**Work required:** From the entries below, copy every line that holds the word "Sevilla".

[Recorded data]
========
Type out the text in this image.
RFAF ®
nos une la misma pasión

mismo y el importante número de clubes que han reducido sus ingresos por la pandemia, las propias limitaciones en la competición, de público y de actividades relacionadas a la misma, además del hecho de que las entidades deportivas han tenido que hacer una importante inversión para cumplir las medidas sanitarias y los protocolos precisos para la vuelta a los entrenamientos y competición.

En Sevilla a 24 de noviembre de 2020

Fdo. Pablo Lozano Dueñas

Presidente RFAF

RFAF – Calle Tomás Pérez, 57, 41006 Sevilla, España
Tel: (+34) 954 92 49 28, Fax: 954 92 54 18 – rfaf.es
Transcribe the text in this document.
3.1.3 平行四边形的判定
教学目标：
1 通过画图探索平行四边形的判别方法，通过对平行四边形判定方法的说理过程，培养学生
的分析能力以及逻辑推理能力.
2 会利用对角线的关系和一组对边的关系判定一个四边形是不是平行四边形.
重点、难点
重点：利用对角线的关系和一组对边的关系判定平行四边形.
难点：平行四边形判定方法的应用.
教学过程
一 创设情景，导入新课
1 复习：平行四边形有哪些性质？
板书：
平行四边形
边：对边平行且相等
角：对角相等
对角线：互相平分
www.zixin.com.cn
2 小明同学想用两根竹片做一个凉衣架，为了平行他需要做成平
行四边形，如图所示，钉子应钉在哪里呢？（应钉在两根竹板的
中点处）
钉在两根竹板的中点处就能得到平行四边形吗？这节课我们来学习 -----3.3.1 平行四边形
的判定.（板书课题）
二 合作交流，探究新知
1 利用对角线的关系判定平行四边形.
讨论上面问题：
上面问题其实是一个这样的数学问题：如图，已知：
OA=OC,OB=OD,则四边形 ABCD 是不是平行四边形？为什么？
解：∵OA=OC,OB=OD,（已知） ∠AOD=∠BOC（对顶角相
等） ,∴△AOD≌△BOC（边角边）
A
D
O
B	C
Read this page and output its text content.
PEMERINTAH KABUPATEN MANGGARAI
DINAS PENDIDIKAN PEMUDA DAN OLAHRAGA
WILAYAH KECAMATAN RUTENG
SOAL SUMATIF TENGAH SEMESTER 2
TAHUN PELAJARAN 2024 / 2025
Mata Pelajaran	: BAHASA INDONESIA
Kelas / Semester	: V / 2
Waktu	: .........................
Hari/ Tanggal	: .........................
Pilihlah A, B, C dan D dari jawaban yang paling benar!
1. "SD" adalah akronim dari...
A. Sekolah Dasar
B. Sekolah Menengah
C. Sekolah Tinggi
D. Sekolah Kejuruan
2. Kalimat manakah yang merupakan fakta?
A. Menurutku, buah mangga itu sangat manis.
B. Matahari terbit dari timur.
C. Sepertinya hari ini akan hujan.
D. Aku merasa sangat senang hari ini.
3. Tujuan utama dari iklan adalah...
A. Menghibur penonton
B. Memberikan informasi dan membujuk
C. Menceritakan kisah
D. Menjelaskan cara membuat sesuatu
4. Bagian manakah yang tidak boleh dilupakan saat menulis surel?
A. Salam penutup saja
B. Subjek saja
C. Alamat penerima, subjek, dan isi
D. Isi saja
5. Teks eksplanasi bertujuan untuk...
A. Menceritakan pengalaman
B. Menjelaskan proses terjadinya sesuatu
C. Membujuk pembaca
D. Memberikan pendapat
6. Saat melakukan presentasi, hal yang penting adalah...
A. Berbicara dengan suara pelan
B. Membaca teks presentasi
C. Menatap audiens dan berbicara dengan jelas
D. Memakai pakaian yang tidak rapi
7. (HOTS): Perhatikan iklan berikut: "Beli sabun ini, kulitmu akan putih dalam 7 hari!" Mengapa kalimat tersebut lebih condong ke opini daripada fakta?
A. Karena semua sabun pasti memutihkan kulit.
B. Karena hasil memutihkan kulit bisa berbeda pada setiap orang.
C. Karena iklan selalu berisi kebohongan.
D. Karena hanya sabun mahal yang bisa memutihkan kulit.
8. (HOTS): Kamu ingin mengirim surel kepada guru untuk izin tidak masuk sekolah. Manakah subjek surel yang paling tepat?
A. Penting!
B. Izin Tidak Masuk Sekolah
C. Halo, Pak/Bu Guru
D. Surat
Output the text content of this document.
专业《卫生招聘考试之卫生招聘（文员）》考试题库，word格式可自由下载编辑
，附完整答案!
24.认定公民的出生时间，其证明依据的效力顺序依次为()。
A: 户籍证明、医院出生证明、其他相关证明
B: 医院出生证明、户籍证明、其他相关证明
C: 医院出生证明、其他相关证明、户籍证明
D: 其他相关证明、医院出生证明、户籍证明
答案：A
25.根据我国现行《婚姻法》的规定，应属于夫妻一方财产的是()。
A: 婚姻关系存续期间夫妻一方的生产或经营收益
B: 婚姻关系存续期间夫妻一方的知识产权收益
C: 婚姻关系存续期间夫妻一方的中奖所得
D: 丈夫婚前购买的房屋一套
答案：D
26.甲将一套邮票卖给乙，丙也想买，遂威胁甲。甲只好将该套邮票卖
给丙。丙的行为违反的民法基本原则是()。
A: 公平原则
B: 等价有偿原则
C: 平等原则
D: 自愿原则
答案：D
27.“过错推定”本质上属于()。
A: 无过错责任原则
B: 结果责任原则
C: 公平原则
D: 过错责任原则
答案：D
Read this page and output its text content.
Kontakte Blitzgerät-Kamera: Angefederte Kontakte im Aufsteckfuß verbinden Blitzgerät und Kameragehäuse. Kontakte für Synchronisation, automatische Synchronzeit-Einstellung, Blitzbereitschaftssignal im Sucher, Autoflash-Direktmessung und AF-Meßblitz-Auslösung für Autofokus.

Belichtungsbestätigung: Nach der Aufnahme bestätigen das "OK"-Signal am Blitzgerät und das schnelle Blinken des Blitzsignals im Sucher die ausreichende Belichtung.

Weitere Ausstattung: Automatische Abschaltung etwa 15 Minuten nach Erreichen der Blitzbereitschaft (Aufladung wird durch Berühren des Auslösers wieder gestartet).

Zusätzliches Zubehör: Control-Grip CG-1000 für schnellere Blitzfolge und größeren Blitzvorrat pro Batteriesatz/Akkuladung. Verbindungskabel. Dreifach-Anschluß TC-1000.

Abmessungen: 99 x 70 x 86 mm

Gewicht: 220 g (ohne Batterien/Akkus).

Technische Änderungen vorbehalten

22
========
**Exercise solution:**
En Sevilla a 24 de noviembre de 2020
RFAF – Calle Tomás Pérez, 57, 41006 Sevilla, España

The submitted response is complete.